Pick out each line below containing "label".

**** Provided records

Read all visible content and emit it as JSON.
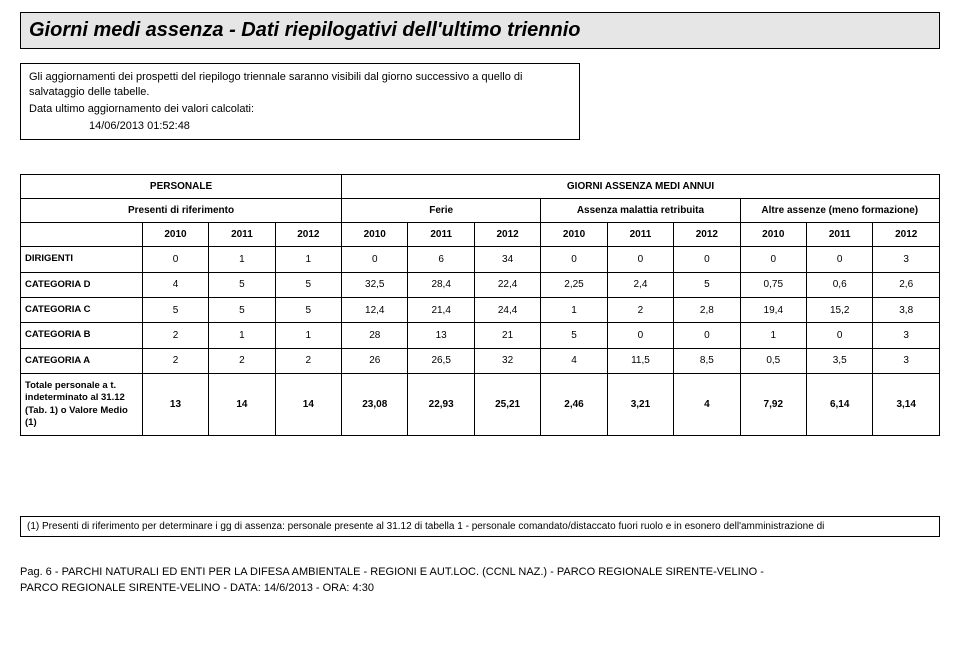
{
  "title": "Giorni medi assenza  - Dati riepilogativi dell'ultimo triennio",
  "intro": {
    "line1": "Gli aggiornamenti dei prospetti del riepilogo triennale saranno visibili dal giorno successivo a quello di salvataggio delle tabelle.",
    "line2": "Data ultimo aggiornamento dei valori calcolati:",
    "line3": "14/06/2013 01:52:48"
  },
  "table": {
    "header": {
      "personale": "PERSONALE",
      "giorni": "GIORNI ASSENZA MEDI ANNUI",
      "presenti": "Presenti di riferimento",
      "ferie": "Ferie",
      "malattia": "Assenza malattia retribuita",
      "altre": "Altre assenze (meno formazione)"
    },
    "years": [
      "2010",
      "2011",
      "2012",
      "2010",
      "2011",
      "2012",
      "2010",
      "2011",
      "2012",
      "2010",
      "2011",
      "2012"
    ],
    "rows": [
      {
        "label": "DIRIGENTI",
        "v": [
          "0",
          "1",
          "1",
          "0",
          "6",
          "34",
          "0",
          "0",
          "0",
          "0",
          "0",
          "3"
        ]
      },
      {
        "label": "CATEGORIA D",
        "v": [
          "4",
          "5",
          "5",
          "32,5",
          "28,4",
          "22,4",
          "2,25",
          "2,4",
          "5",
          "0,75",
          "0,6",
          "2,6"
        ]
      },
      {
        "label": "CATEGORIA C",
        "v": [
          "5",
          "5",
          "5",
          "12,4",
          "21,4",
          "24,4",
          "1",
          "2",
          "2,8",
          "19,4",
          "15,2",
          "3,8"
        ]
      },
      {
        "label": "CATEGORIA B",
        "v": [
          "2",
          "1",
          "1",
          "28",
          "13",
          "21",
          "5",
          "0",
          "0",
          "1",
          "0",
          "3"
        ]
      },
      {
        "label": "CATEGORIA A",
        "v": [
          "2",
          "2",
          "2",
          "26",
          "26,5",
          "32",
          "4",
          "11,5",
          "8,5",
          "0,5",
          "3,5",
          "3"
        ]
      }
    ],
    "total": {
      "label": "Totale personale a t. indeterminato al 31.12 (Tab. 1) o Valore Medio (1)",
      "v": [
        "13",
        "14",
        "14",
        "23,08",
        "22,93",
        "25,21",
        "2,46",
        "3,21",
        "4",
        "7,92",
        "6,14",
        "3,14"
      ]
    }
  },
  "footnote": "(1) Presenti di riferimento per determinare i gg di assenza: personale presente al 31.12 di tabella 1 - personale comandato/distaccato fuori ruolo e in esonero dell'amministrazione di",
  "footer": {
    "l1": "Pag. 6 - PARCHI NATURALI ED ENTI PER LA DIFESA AMBIENTALE - REGIONI E AUT.LOC. (CCNL NAZ.) - PARCO REGIONALE SIRENTE-VELINO -",
    "l2": "PARCO REGIONALE SIRENTE-VELINO - DATA: 14/6/2013 - ORA: 4:30"
  }
}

********

### [Solved exercise]
        "label": "DIRIGENTI",
        "label": "CATEGORIA D",
        "label": "CATEGORIA C",
        "label": "CATEGORIA B",
        "label": "CATEGORIA A",
      "label": "Totale personale a t. indeterminato al 31.12 (Tab. 1) o Valore Medio (1)",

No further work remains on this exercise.